Look through the data and write out every line with the word "here" in it.

# start of MATERIAL PROVIDED

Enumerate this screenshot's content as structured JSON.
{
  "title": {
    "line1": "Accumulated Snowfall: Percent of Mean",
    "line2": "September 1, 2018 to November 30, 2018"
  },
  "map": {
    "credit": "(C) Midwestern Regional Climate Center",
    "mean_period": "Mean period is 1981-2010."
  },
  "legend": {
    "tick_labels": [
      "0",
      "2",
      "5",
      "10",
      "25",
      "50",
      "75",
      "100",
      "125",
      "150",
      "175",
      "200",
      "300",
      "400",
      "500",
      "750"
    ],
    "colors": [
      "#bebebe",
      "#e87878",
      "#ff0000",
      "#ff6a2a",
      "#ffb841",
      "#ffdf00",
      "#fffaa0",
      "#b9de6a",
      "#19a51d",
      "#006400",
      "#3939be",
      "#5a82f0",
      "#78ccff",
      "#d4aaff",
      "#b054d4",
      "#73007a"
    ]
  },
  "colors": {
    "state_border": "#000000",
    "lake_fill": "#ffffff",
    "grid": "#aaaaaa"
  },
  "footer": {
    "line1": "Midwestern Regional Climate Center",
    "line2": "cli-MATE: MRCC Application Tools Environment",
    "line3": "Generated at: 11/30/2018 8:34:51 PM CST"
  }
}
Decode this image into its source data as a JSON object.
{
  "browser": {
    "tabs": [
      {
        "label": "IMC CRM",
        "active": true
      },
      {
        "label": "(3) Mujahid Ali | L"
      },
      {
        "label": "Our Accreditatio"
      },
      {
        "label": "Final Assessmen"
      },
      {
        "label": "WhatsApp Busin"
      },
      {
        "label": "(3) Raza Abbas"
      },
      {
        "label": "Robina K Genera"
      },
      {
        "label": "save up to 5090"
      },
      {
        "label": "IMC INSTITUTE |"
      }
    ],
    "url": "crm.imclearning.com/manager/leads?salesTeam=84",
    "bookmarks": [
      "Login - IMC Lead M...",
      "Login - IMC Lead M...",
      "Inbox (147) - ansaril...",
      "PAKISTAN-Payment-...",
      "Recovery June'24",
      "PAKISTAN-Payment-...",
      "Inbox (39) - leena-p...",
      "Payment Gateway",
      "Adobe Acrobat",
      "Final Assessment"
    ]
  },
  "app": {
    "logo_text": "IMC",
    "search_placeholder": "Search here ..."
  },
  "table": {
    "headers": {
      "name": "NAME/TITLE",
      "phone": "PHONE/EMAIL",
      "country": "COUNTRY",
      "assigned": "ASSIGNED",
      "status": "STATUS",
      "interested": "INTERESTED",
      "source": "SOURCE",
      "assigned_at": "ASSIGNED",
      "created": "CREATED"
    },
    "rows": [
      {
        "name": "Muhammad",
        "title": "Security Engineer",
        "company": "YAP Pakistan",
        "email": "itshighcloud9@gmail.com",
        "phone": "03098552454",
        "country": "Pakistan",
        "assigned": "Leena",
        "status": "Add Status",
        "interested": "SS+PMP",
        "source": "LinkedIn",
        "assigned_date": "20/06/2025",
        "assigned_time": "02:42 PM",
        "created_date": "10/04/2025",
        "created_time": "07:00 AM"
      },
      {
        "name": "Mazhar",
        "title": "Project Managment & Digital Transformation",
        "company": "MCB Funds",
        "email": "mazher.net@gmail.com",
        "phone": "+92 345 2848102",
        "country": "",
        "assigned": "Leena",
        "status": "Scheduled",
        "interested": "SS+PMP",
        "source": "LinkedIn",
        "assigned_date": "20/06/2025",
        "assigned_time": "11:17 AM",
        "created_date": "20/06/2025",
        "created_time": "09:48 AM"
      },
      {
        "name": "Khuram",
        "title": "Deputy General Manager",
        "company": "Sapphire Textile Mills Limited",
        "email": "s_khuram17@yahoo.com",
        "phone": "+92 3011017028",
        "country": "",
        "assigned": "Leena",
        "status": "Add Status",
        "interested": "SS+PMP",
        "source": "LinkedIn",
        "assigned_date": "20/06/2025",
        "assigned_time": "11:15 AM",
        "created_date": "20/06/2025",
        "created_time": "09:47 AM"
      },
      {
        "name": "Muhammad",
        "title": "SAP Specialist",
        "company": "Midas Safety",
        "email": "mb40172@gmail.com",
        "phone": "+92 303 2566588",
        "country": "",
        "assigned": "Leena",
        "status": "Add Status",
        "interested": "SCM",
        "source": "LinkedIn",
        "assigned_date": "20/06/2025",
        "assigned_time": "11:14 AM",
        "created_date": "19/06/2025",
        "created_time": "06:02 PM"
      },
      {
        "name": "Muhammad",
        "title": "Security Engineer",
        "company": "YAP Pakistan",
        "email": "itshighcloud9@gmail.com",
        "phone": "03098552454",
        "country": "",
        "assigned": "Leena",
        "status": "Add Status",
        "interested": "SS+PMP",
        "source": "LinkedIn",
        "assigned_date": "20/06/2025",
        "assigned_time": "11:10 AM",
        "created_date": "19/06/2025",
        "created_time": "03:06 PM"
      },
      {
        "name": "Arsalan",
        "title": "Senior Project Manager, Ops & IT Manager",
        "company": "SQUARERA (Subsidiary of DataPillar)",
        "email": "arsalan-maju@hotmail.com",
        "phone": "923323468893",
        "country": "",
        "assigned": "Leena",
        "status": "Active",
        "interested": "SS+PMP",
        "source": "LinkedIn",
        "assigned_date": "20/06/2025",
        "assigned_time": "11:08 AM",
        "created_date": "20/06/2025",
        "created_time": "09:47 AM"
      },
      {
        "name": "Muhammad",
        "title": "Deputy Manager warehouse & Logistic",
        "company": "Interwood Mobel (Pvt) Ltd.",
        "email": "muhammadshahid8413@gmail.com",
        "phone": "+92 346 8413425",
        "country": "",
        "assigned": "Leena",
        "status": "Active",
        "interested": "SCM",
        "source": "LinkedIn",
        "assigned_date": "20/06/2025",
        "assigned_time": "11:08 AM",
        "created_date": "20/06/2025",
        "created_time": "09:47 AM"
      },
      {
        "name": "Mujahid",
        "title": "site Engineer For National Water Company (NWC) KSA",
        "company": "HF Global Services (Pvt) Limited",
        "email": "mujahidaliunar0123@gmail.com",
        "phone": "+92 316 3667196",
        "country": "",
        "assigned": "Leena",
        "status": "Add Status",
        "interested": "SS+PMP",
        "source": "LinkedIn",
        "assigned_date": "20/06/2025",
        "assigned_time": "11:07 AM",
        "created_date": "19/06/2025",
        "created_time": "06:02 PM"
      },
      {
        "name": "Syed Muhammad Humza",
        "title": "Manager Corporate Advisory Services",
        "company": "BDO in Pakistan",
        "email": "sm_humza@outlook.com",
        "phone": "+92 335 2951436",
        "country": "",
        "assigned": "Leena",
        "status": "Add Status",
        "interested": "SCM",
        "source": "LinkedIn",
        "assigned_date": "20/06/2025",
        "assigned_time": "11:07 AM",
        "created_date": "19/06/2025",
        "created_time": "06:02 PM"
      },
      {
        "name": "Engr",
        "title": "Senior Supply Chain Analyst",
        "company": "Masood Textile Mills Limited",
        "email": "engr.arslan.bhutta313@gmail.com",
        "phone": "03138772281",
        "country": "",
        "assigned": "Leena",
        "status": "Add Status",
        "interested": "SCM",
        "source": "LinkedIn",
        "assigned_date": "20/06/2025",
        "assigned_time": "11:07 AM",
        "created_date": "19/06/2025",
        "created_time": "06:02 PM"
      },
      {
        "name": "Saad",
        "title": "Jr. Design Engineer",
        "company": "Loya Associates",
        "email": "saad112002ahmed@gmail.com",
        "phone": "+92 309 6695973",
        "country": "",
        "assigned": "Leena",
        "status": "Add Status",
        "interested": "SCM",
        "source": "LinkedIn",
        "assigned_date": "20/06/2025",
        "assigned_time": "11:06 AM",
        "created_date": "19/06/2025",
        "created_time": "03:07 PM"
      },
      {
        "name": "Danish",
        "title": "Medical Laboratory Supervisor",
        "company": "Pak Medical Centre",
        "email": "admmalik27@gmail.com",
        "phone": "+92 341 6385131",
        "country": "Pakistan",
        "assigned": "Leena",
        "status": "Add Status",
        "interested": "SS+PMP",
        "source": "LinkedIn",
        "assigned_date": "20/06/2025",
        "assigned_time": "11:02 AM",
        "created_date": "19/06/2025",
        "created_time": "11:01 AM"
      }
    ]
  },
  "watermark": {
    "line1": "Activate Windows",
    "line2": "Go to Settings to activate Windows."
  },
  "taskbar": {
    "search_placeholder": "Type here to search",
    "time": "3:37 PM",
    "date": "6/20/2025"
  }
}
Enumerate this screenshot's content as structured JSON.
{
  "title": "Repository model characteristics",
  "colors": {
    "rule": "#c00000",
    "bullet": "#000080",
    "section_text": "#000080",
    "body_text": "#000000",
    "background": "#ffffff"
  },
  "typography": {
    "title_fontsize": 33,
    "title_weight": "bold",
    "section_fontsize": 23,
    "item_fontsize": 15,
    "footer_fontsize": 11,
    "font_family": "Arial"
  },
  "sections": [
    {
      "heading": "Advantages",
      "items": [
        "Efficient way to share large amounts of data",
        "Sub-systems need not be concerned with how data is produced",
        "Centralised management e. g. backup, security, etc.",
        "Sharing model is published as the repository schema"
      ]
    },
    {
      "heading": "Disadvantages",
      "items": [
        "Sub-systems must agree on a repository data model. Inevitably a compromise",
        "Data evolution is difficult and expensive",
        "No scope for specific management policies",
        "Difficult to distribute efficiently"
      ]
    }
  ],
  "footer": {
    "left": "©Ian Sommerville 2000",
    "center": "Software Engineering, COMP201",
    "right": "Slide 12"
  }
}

# end of MATERIAL PROVIDED

== FINISHED ANSWER ==
    "search_placeholder": "Search here ..."
    "search_placeholder": "Type here to search",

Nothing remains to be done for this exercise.